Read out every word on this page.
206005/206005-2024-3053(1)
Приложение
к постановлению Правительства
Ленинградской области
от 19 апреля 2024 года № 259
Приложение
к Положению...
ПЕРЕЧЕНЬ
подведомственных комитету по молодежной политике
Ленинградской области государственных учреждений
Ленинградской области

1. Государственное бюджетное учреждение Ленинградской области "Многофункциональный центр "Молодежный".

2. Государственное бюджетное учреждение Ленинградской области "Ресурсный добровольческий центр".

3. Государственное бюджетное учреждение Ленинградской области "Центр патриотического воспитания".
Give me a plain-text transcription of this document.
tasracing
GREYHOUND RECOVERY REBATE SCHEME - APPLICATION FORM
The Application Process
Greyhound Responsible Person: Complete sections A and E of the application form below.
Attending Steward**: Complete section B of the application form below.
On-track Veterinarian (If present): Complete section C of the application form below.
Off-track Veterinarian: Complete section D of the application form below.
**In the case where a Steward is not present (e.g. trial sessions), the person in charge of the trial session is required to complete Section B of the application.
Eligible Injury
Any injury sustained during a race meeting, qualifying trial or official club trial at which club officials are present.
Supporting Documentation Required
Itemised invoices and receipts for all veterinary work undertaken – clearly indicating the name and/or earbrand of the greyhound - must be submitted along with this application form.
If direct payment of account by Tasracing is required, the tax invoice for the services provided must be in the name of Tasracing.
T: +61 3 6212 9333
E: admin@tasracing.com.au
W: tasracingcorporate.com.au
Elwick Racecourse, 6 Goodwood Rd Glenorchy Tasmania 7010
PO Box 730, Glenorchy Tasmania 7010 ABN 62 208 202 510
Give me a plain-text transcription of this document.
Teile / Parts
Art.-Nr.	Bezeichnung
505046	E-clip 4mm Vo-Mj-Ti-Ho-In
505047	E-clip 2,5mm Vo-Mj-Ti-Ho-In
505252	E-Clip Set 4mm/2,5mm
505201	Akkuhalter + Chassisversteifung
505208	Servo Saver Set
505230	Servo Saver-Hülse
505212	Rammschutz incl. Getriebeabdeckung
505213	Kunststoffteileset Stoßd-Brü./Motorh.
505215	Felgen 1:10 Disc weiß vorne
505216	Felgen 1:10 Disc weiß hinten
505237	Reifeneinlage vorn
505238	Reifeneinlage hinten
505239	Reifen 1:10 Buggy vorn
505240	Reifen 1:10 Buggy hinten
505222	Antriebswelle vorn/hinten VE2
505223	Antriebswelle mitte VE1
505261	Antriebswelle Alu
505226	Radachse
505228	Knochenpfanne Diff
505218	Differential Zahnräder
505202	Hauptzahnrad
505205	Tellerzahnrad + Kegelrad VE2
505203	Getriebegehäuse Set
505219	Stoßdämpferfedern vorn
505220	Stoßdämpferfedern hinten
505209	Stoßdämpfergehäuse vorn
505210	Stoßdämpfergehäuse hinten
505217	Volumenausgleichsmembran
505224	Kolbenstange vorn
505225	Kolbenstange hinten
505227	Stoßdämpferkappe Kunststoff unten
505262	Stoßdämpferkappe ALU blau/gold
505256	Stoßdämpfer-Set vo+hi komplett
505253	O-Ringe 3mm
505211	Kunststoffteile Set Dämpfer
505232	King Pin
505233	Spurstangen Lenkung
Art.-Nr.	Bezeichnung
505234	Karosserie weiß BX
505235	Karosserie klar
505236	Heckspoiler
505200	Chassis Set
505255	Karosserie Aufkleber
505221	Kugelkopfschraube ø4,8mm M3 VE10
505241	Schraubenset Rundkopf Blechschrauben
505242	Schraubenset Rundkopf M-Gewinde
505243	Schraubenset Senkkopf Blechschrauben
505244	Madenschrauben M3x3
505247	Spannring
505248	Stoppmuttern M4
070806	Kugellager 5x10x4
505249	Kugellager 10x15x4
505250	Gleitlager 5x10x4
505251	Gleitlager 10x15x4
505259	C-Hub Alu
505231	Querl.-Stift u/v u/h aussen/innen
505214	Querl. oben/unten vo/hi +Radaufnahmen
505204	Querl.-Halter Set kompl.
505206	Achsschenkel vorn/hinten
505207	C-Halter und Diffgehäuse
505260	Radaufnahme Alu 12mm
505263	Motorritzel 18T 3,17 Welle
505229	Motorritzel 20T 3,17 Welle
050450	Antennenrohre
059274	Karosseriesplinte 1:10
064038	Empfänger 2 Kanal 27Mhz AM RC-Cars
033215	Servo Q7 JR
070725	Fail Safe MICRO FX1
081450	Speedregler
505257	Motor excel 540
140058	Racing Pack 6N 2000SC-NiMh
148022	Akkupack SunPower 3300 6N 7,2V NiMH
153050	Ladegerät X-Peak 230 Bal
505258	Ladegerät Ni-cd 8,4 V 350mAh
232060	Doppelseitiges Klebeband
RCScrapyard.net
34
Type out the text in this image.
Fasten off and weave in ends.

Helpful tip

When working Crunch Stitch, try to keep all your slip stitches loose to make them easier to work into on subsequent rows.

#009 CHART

------------

PROBLEM STATEMENT
Exactly reproduce all of the entries.

REPLY
Read out every word on this page.
206005/206005-2024-3053(1)
Приложение
к постановлению Правительства
Ленинградской области
от 19 апреля 2024 года № 259
Приложение
к Положению...
ПЕРЕЧЕНЬ
подведомственных комитету по молодежной политике
Ленинградской области государственных учреждений
Ленинградской области

1. Государственное бюджетное учреждение Ленинградской области "Многофункциональный центр "Молодежный".

2. Государственное бюджетное учреждение Ленинградской области "Ресурсный добровольческий центр".

3. Государственное бюджетное учреждение Ленинградской области "Центр патриотического воспитания".
Give me a plain-text transcription of this document.
tasracing
GREYHOUND RECOVERY REBATE SCHEME - APPLICATION FORM
The Application Process
Greyhound Responsible Person: Complete sections A and E of the application form below.
Attending Steward**: Complete section B of the application form below.
On-track Veterinarian (If present): Complete section C of the application form below.
Off-track Veterinarian: Complete section D of the application form below.
**In the case where a Steward is not present (e.g. trial sessions), the person in charge of the trial session is required to complete Section B of the application.
Eligible Injury
Any injury sustained during a race meeting, qualifying trial or official club trial at which club officials are present.
Supporting Documentation Required
Itemised invoices and receipts for all veterinary work undertaken – clearly indicating the name and/or earbrand of the greyhound - must be submitted along with this application form.
If direct payment of account by Tasracing is required, the tax invoice for the services provided must be in the name of Tasracing.
T: +61 3 6212 9333
E: admin@tasracing.com.au
W: tasracingcorporate.com.au
Elwick Racecourse, 6 Goodwood Rd Glenorchy Tasmania 7010
PO Box 730, Glenorchy Tasmania 7010 ABN 62 208 202 510
Give me a plain-text transcription of this document.
Teile / Parts
Art.-Nr.	Bezeichnung
505046	E-clip 4mm Vo-Mj-Ti-Ho-In
505047	E-clip 2,5mm Vo-Mj-Ti-Ho-In
505252	E-Clip Set 4mm/2,5mm
505201	Akkuhalter + Chassisversteifung
505208	Servo Saver Set
505230	Servo Saver-Hülse
505212	Rammschutz incl. Getriebeabdeckung
505213	Kunststoffteileset Stoßd-Brü./Motorh.
505215	Felgen 1:10 Disc weiß vorne
505216	Felgen 1:10 Disc weiß hinten
505237	Reifeneinlage vorn
505238	Reifeneinlage hinten
505239	Reifen 1:10 Buggy vorn
505240	Reifen 1:10 Buggy hinten
505222	Antriebswelle vorn/hinten VE2
505223	Antriebswelle mitte VE1
505261	Antriebswelle Alu
505226	Radachse
505228	Knochenpfanne Diff
505218	Differential Zahnräder
505202	Hauptzahnrad
505205	Tellerzahnrad + Kegelrad VE2
505203	Getriebegehäuse Set
505219	Stoßdämpferfedern vorn
505220	Stoßdämpferfedern hinten
505209	Stoßdämpfergehäuse vorn
505210	Stoßdämpfergehäuse hinten
505217	Volumenausgleichsmembran
505224	Kolbenstange vorn
505225	Kolbenstange hinten
505227	Stoßdämpferkappe Kunststoff unten
505262	Stoßdämpferkappe ALU blau/gold
505256	Stoßdämpfer-Set vo+hi komplett
505253	O-Ringe 3mm
505211	Kunststoffteile Set Dämpfer
505232	King Pin
505233	Spurstangen Lenkung
Art.-Nr.	Bezeichnung
505234	Karosserie weiß BX
505235	Karosserie klar
505236	Heckspoiler
505200	Chassis Set
505255	Karosserie Aufkleber
505221	Kugelkopfschraube ø4,8mm M3 VE10
505241	Schraubenset Rundkopf Blechschrauben
505242	Schraubenset Rundkopf M-Gewinde
505243	Schraubenset Senkkopf Blechschrauben
505244	Madenschrauben M3x3
505247	Spannring
505248	Stoppmuttern M4
070806	Kugellager 5x10x4
505249	Kugellager 10x15x4
505250	Gleitlager 5x10x4
505251	Gleitlager 10x15x4
505259	C-Hub Alu
505231	Querl.-Stift u/v u/h aussen/innen
505214	Querl. oben/unten vo/hi +Radaufnahmen
505204	Querl.-Halter Set kompl.
505206	Achsschenkel vorn/hinten
505207	C-Halter und Diffgehäuse
505260	Radaufnahme Alu 12mm
505263	Motorritzel 18T 3,17 Welle
505229	Motorritzel 20T 3,17 Welle
050450	Antennenrohre
059274	Karosseriesplinte 1:10
064038	Empfänger 2 Kanal 27Mhz AM RC-Cars
033215	Servo Q7 JR
070725	Fail Safe MICRO FX1
081450	Speedregler
505257	Motor excel 540
140058	Racing Pack 6N 2000SC-NiMh
148022	Akkupack SunPower 3300 6N 7,2V NiMH
153050	Ladegerät X-Peak 230 Bal
505258	Ladegerät Ni-cd 8,4 V 350mAh
232060	Doppelseitiges Klebeband
RCScrapyard.net
34
Type out the text in this image.
Fasten off and weave in ends.

Helpful tip

When working Crunch Stitch, try to keep all your slip stitches loose to make them easier to work into on subsequent rows.

#009 CHART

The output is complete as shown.